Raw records
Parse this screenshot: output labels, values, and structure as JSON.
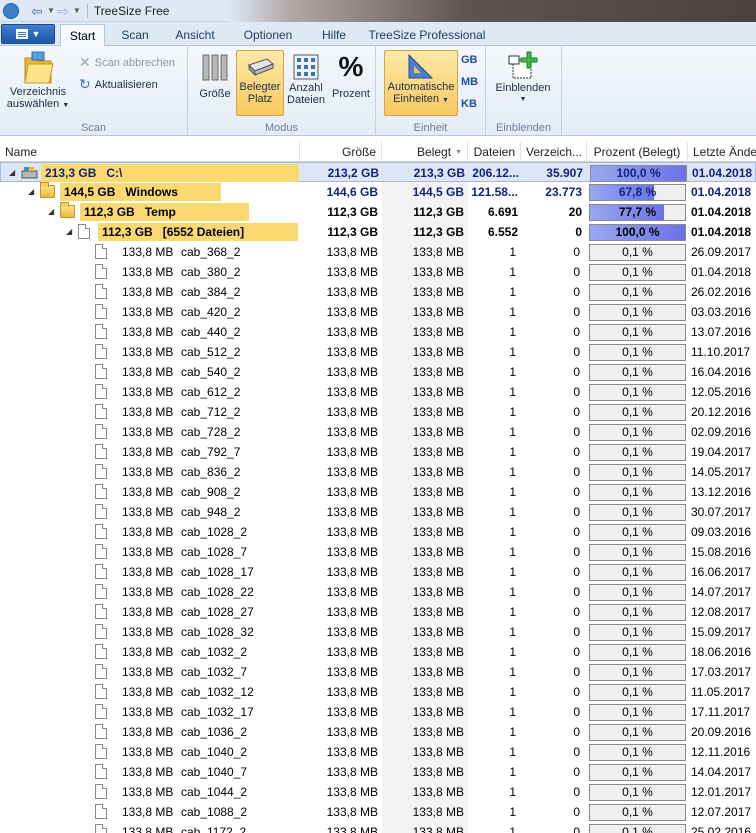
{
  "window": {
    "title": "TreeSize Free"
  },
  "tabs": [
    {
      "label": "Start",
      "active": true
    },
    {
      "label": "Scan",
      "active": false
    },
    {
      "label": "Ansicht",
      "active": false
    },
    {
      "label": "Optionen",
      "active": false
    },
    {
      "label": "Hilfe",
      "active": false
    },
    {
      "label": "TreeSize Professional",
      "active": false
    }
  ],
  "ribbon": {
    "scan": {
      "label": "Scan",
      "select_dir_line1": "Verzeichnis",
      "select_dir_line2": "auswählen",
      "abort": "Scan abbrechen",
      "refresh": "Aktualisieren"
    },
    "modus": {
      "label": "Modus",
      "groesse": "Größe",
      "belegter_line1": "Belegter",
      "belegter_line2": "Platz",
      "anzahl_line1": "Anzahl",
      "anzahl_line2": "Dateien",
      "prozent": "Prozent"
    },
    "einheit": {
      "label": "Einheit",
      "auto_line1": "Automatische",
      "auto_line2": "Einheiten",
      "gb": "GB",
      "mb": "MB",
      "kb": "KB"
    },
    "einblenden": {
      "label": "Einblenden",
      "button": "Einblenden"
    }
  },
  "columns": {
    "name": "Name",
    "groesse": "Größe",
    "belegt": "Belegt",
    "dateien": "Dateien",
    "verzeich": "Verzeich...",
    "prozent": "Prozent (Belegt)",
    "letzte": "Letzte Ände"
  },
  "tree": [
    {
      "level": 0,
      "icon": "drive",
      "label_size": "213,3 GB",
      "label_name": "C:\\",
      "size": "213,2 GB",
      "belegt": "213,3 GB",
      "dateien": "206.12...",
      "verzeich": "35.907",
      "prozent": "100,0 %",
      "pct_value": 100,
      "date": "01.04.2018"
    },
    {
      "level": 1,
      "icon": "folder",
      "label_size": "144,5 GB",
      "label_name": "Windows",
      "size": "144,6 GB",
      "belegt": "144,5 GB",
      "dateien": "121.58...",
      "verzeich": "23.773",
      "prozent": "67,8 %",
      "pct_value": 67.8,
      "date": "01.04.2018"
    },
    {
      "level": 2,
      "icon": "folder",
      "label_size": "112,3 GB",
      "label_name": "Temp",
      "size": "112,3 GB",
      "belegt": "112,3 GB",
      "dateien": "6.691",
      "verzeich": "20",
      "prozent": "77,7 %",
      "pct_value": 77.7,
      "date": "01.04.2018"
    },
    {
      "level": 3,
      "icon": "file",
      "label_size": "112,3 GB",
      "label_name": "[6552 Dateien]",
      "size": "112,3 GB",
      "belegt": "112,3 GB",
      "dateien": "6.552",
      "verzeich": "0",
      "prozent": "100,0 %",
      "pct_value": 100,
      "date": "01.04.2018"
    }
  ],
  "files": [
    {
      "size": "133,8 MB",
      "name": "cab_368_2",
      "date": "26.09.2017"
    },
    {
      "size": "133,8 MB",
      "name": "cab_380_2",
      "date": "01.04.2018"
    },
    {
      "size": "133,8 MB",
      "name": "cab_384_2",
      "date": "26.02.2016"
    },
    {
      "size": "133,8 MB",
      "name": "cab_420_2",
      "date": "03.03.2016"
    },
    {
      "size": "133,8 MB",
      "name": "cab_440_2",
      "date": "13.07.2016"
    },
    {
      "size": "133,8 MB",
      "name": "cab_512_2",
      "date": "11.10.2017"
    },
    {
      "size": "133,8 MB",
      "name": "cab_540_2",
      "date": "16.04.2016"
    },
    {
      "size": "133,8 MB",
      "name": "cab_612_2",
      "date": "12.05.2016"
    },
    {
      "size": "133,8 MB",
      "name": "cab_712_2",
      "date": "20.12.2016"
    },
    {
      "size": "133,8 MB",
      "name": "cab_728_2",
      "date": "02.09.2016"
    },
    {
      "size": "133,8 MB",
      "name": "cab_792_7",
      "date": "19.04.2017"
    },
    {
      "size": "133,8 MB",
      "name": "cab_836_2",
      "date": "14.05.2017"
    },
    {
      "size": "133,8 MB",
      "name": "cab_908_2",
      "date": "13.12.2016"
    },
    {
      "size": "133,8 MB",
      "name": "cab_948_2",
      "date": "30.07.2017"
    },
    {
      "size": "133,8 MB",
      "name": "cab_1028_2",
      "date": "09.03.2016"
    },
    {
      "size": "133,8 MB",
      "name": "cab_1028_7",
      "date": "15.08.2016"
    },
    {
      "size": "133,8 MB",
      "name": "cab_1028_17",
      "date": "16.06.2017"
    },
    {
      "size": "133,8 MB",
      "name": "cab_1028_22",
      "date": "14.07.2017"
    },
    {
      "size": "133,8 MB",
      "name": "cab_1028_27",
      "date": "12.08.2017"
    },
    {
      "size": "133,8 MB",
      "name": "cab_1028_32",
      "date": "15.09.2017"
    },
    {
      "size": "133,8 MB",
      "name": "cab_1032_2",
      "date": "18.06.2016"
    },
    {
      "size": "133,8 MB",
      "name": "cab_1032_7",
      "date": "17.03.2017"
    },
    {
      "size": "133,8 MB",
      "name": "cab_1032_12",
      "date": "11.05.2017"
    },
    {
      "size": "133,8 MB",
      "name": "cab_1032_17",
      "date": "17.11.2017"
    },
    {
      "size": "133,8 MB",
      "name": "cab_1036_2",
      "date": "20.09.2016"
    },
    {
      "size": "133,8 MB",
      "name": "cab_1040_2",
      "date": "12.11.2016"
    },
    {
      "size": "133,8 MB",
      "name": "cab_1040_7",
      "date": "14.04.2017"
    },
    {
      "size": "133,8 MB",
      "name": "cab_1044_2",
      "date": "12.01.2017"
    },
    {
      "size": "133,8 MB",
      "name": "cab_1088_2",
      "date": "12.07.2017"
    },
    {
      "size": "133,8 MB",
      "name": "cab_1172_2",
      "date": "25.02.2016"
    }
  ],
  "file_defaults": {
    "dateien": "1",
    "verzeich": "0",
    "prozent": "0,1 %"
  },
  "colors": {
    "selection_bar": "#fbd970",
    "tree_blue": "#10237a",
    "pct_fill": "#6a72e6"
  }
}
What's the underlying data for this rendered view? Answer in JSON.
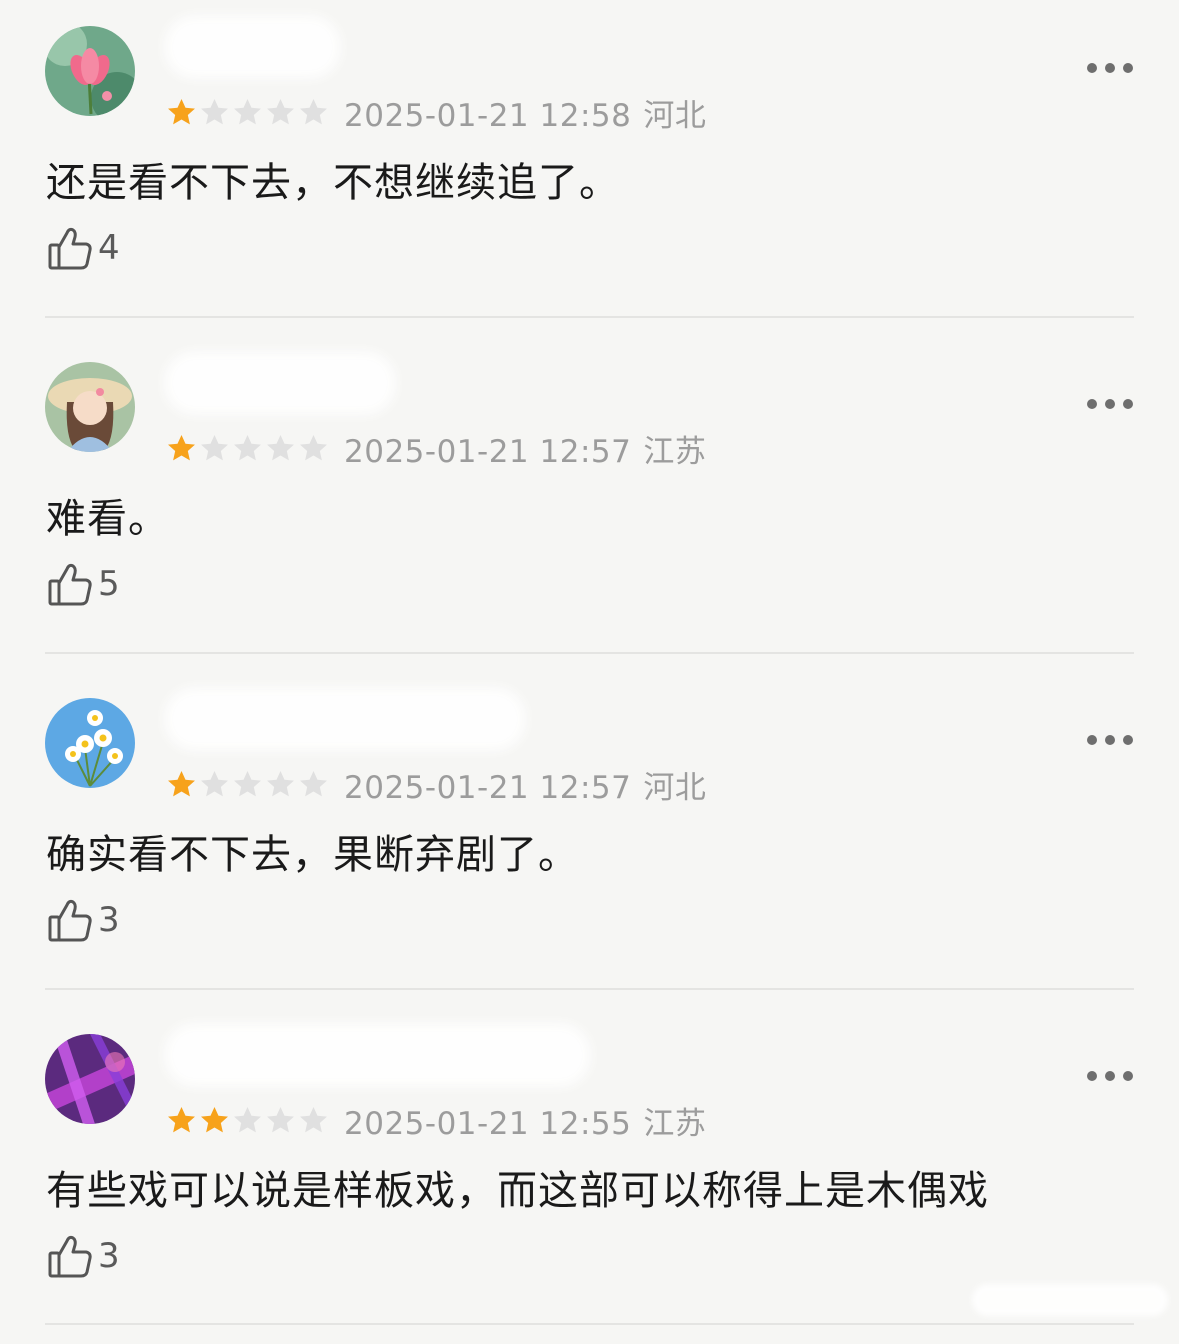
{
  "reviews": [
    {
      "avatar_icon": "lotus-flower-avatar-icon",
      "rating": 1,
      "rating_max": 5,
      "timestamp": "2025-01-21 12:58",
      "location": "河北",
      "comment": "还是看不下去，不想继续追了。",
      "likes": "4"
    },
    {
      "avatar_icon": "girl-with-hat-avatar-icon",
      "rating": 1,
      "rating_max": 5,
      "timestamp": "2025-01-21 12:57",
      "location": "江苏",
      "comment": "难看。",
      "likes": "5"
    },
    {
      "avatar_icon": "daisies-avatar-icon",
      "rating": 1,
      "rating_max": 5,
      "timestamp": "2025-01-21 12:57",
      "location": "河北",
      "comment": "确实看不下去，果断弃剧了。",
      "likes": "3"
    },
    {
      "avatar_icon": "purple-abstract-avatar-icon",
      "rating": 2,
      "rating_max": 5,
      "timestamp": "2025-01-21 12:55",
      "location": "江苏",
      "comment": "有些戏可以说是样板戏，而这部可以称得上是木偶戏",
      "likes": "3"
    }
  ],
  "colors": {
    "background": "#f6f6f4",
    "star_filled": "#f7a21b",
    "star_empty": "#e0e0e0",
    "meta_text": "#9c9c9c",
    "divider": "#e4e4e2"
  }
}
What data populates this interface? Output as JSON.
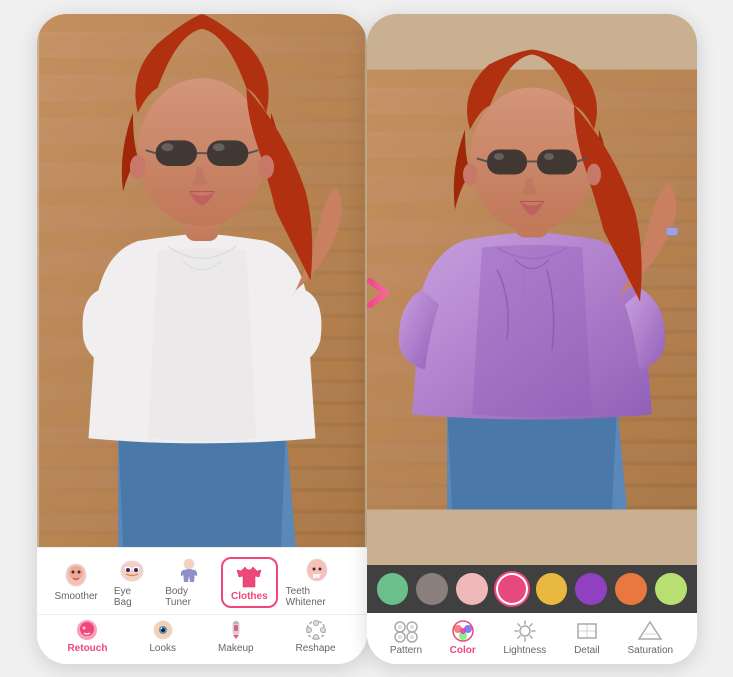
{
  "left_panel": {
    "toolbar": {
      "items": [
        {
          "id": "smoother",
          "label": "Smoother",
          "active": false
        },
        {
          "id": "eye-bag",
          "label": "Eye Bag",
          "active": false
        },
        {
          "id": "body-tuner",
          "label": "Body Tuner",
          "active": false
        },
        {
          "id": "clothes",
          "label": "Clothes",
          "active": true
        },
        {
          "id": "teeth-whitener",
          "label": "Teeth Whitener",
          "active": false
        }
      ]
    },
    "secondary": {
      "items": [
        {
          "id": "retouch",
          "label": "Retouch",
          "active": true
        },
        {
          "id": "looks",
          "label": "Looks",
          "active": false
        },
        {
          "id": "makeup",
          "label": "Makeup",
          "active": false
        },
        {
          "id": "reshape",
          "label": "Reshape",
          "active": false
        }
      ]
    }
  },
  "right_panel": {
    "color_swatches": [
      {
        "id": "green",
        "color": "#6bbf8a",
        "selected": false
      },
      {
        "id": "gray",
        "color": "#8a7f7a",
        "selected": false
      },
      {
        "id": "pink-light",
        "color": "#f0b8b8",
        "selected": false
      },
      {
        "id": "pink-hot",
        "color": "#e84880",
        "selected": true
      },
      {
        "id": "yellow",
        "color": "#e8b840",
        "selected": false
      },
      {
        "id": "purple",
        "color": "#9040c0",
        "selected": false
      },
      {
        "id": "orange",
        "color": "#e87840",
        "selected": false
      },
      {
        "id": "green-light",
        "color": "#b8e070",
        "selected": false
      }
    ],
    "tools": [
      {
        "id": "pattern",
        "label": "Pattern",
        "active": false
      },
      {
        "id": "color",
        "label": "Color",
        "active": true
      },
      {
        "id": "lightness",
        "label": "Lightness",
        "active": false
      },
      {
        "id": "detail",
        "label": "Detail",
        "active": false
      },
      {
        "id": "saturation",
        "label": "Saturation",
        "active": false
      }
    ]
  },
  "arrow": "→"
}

Description of the task
Copy each line of the listing that includes "purple".

Correct answer
      "avatar_icon": "purple-abstract-avatar-icon",
        "id": "purple",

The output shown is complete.